[Labeled box records]

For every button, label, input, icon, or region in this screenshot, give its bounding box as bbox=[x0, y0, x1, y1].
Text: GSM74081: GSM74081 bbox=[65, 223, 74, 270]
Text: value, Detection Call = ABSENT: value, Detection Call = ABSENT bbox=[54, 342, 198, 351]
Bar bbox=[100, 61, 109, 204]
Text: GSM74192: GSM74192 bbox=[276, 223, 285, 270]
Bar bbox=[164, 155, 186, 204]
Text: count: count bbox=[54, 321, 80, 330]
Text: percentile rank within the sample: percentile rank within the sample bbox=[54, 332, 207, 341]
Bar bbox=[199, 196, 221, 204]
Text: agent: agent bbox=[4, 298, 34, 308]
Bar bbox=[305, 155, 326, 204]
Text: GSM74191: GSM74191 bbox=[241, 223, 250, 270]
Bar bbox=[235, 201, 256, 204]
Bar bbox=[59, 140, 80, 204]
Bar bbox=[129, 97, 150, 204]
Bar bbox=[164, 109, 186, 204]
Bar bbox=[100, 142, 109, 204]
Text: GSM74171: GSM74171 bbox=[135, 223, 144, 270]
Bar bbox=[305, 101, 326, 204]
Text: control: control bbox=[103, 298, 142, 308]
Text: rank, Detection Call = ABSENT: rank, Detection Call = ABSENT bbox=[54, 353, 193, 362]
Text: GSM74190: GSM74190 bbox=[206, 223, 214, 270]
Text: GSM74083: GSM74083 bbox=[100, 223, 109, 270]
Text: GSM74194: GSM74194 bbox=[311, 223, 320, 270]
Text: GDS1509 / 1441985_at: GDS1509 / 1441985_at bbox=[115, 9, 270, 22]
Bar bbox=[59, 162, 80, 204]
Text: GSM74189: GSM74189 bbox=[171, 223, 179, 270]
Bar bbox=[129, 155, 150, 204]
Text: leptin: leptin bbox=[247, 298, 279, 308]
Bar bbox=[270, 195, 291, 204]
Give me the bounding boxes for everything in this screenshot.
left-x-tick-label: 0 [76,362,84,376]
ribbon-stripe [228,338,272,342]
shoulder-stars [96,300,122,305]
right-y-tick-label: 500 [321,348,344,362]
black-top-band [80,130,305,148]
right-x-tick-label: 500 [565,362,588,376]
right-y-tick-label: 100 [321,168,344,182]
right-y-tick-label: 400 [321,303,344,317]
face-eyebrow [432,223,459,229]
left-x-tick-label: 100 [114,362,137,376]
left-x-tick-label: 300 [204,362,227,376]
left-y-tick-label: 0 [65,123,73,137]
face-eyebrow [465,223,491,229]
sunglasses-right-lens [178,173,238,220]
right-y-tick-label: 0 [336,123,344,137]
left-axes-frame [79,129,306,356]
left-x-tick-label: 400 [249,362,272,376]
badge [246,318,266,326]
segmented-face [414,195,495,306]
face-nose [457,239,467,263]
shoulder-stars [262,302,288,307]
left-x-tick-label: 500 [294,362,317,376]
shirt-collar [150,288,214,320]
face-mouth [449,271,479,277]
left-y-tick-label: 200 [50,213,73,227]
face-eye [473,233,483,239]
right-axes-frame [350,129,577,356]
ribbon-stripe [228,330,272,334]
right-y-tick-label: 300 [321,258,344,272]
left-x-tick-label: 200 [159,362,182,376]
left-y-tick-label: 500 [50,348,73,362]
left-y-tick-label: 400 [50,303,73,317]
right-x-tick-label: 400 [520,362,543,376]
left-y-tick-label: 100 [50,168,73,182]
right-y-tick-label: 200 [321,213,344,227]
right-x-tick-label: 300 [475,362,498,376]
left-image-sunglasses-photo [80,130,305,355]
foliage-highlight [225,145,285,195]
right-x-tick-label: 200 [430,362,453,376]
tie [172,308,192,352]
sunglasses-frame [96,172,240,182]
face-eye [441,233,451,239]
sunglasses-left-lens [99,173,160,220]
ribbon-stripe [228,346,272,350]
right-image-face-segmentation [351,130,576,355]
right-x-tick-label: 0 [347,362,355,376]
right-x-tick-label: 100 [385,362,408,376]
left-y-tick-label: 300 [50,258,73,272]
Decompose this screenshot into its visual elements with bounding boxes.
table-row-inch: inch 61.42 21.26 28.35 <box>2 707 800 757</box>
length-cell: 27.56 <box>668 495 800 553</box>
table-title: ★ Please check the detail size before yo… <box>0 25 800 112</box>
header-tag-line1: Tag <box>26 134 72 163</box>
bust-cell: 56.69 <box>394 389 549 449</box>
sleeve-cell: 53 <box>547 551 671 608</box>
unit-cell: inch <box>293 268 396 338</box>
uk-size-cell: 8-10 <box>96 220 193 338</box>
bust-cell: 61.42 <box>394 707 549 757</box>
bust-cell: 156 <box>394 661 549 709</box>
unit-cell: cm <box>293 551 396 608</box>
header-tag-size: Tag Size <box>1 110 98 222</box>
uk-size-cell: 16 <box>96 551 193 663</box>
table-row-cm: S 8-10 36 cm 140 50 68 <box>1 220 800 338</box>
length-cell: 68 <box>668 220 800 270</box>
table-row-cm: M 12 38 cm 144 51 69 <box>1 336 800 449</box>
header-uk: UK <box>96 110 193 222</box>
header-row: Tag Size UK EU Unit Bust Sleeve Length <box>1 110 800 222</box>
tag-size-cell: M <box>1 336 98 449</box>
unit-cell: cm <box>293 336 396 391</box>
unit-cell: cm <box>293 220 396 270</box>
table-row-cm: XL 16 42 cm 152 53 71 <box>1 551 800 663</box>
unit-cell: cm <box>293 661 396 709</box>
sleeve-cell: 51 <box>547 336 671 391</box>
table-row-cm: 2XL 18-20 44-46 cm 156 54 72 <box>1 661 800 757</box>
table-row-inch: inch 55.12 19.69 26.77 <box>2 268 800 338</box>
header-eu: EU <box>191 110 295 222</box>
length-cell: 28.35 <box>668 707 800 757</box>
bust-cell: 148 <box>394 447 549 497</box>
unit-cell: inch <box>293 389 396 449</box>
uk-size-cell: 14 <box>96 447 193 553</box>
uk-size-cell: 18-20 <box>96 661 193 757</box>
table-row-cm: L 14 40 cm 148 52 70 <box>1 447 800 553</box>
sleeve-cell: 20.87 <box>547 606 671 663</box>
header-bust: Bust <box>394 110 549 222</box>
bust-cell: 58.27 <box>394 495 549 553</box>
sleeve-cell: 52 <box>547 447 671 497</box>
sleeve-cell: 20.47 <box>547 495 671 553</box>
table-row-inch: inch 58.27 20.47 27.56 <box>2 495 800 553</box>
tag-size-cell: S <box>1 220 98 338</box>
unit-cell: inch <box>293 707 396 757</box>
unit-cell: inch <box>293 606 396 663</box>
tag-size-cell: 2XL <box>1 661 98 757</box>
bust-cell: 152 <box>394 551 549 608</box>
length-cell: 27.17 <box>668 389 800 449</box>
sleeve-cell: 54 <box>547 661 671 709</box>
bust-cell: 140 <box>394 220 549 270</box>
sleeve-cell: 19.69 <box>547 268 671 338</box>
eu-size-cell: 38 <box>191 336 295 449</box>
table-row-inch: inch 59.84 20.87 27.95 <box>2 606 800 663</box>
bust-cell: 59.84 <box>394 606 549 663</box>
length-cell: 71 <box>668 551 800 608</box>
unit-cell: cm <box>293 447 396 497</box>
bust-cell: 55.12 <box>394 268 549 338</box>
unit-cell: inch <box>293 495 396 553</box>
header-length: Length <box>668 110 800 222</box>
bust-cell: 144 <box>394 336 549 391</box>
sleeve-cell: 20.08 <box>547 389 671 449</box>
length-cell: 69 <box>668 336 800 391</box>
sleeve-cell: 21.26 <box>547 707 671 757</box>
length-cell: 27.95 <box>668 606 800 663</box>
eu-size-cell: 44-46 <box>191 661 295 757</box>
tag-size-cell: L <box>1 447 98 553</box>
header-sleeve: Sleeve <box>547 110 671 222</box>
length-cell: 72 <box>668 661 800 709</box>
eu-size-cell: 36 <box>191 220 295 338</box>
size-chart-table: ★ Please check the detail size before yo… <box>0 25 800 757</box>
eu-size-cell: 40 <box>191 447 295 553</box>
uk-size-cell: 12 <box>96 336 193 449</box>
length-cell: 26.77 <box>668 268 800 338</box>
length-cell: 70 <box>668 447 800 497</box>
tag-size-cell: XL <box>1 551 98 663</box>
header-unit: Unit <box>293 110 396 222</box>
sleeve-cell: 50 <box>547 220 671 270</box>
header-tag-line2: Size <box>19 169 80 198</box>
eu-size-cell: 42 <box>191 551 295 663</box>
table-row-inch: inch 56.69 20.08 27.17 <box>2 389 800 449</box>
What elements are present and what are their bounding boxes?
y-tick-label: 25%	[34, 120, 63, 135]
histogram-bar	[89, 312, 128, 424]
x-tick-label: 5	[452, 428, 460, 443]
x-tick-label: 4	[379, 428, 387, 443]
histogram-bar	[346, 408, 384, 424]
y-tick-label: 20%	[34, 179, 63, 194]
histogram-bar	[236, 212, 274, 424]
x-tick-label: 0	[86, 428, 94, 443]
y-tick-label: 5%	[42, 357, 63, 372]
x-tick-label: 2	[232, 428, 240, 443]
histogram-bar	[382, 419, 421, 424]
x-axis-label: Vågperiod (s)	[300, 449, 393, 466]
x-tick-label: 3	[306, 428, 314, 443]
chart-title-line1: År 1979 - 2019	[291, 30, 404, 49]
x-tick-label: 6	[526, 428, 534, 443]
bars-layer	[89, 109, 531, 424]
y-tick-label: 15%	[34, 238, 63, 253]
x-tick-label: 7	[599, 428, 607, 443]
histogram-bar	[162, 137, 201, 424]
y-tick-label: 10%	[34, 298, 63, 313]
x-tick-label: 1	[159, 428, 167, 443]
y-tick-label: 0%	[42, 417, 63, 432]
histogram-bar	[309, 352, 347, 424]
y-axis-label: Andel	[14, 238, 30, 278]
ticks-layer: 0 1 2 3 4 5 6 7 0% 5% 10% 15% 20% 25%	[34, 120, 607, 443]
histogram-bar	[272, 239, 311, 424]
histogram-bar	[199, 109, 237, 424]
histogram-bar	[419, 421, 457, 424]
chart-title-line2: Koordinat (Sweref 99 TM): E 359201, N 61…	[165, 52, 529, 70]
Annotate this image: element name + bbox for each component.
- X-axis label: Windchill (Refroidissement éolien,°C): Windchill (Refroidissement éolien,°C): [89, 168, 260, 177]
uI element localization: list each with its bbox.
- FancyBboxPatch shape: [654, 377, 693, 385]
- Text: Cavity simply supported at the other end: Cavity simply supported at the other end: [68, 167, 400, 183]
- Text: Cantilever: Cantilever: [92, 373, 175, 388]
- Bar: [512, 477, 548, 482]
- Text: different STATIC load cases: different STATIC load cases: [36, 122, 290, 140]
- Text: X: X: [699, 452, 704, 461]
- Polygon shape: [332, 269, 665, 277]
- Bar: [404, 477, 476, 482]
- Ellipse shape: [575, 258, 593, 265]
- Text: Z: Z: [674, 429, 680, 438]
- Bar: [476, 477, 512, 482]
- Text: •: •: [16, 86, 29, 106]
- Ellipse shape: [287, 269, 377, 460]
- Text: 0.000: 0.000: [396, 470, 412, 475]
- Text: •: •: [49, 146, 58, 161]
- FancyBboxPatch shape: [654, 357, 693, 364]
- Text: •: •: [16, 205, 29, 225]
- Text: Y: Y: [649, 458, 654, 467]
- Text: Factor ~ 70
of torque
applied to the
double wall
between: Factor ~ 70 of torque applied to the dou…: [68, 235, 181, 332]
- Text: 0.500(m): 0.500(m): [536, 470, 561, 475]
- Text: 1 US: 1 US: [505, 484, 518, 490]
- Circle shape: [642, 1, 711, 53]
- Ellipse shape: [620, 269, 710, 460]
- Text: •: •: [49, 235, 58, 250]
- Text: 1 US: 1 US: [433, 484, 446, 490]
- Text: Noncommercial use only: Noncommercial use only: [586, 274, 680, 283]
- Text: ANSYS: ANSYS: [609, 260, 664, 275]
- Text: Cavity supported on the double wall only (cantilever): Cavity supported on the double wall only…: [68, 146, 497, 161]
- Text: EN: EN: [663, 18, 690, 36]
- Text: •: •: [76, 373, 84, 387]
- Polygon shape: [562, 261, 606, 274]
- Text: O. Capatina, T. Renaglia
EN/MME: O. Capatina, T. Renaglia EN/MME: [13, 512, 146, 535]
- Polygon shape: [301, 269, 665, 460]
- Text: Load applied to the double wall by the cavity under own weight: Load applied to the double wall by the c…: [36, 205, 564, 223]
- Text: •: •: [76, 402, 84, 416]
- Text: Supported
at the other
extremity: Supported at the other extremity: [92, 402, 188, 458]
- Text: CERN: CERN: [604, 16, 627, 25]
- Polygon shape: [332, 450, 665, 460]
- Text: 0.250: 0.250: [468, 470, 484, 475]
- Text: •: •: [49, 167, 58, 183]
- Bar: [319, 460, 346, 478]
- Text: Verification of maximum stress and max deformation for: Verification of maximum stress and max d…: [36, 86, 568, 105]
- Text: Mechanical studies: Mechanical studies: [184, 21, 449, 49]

> **INSTRUCTIONS TO FOLLOW**:
Could you repeat, word for word, the rows from the very start up to and including the line containing "Bar bbox=[100, 61, 109, 204]"?

> **SOLUTION**:
For every button, label, input, icon, or region in this screenshot, give its bounding box as bbox=[x0, y0, x1, y1].
Text: GSM74081: GSM74081 bbox=[65, 223, 74, 270]
Text: value, Detection Call = ABSENT: value, Detection Call = ABSENT bbox=[54, 342, 198, 351]
Bar bbox=[100, 61, 109, 204]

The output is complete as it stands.